Document section
1898 - Rose Antonia Maria Valland, French art historian and author who was a member of the French Resistance, a captain in the French military, and one of the most decorated women in French history; she secretly recorded details of Nazi plundering and saved thousands of works of art.
1914 - Hodai Yamazaki, Japanese tanka poet whose verses are characterized by the skillful use of colloquial language.
1917 - Margaret Taylor-Burroughs (also known as Margaret Taylor Goss, Margaret Taylor Goss Burroughs, and Margaret T.G. Burroughs), U.S. visual artist, writer, poet, educator, and arts organizer who co-founded the Ebony Museum of Chicago, now the DuSable Museum of African American History. Some sources give her birth year as 1915.
1921 - Ida Fink, award-winning Ukrainian, Polish, and Israeli author and short-story writer who escaped with her sister from the Zbaraż ghetto during World War II; she wrote in Polish, primarily on Holocaust themes, with stories revolving around the terrible choices Jews had to make during the Nazi era and the hardships faced by Holocaust survivors after the war.
1923 - Gordon R. Dickson, Canadian science-fiction author best known for his space opera.
1924 - Sarwanand Koul Premi (also spelled Sarvanand Kaul Premi), Indian Kashmiri poet, journalist, research scholar, and independence activist who was kidnapped and executed in 1990, during the rise of Kashmir's militant movement.
1926 - Hilary Knight, U.S. writer and artist who wrote nine books and illustrated more than fifty; he is best known as the illustrator of the Eloise books.
1938 - Nicholasa Mohr - U.S. novelist, short-story writer, essayist, and young-adult author whose work focuses on growing up in U.S. Puerto Rican communities and the difficulties faced by Puerto Rican women in the U.S.; one of the best known Puerto Rican American authors, she has been a finalist for the National Book Award.
1948 - Natividad del Belén Preciado González (known as Nativel Preciado), award-winning Spanish writer, author, biographer, journalist, and opinion columnist.
1954 - H.G. Bissinger, Pulitzer Prize-winning U.S. journalist and author.

Data excerpts
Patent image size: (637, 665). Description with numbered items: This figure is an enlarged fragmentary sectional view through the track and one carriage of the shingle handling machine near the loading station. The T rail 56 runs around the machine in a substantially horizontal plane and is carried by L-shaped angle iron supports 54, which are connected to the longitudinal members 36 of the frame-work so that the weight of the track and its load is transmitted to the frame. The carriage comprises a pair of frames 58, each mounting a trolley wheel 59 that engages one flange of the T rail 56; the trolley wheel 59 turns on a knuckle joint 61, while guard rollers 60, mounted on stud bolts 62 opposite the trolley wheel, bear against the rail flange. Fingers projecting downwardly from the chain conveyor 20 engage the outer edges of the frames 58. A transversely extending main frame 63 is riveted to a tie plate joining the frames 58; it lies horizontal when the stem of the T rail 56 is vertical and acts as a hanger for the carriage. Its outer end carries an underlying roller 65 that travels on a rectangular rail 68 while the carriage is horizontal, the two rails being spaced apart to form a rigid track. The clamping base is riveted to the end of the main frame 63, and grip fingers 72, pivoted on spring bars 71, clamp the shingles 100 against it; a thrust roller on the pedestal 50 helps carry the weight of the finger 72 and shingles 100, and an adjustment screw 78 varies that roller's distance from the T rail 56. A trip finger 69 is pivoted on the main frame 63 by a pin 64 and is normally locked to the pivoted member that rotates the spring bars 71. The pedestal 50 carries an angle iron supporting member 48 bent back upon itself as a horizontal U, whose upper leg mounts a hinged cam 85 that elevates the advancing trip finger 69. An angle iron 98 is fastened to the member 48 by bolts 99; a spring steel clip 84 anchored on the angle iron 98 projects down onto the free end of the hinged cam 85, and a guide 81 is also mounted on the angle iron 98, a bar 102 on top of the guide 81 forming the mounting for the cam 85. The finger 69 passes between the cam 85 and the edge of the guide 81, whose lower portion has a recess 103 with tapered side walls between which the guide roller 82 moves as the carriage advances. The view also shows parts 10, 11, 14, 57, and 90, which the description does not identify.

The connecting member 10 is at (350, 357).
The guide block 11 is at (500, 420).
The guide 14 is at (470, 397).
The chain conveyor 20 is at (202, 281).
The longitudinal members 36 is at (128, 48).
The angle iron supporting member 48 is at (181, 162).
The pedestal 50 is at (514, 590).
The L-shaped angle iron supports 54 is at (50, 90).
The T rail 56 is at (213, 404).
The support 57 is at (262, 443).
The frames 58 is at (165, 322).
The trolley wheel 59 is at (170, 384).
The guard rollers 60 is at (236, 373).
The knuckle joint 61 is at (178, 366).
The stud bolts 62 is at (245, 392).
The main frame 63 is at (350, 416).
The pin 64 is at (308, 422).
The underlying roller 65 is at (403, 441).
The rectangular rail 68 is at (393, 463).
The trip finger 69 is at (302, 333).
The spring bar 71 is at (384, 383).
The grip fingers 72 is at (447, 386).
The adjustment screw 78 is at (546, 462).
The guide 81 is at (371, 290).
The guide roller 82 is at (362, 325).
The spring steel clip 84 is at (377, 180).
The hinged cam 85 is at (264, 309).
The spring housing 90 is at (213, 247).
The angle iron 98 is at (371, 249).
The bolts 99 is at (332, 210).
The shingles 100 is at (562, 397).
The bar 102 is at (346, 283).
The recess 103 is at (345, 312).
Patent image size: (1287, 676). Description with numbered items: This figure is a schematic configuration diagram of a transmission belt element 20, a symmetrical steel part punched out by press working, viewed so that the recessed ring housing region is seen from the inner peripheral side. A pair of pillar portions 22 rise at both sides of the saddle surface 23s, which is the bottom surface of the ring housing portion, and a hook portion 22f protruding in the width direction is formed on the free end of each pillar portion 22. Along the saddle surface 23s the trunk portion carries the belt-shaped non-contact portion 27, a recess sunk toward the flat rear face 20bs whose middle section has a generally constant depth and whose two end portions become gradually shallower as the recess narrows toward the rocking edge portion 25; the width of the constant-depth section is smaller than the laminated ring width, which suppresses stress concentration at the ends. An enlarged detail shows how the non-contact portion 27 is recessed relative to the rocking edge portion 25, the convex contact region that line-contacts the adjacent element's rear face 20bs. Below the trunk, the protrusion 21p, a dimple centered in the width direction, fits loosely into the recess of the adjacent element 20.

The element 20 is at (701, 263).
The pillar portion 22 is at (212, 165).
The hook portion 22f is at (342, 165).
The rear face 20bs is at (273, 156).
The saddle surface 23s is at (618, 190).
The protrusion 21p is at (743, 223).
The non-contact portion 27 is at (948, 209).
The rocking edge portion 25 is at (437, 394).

Activity 1
According to the list of author birthdays, what books is Hilary Knight best known for illustrating?
Activity 2
Copy the list of author birthdays from "1924 - Sarwanand" up to and including "and opinion columnist.".

Answer box 1
The Eloise books.

Answer box 2
1924 - Sarwanand Koul Premi (also spelled Sarvanand Kaul Premi), Indian Kashmiri poet, journalist, research scholar, and independence activist who was kidnapped and executed in 1990, during the rise of Kashmir's militant movement.
1926 - Hilary Knight, U.S. writer and artist who wrote nine books and illustrated more than fifty; he is best known as the illustrator of the Eloise books.
1938 - Nicholasa Mohr - U.S. novelist, short-story writer, essayist, and young-adult author whose work focuses on growing up in U.S. Puerto Rican communities and the difficulties faced by Puerto Rican women in the U.S.; one of the best known Puerto Rican American authors, she has been a finalist for the National Book Award.
1948 - Natividad del Belén Preciado González (known as Nativel Preciado), award-winning Spanish writer, author, biographer, journalist, and opinion columnist.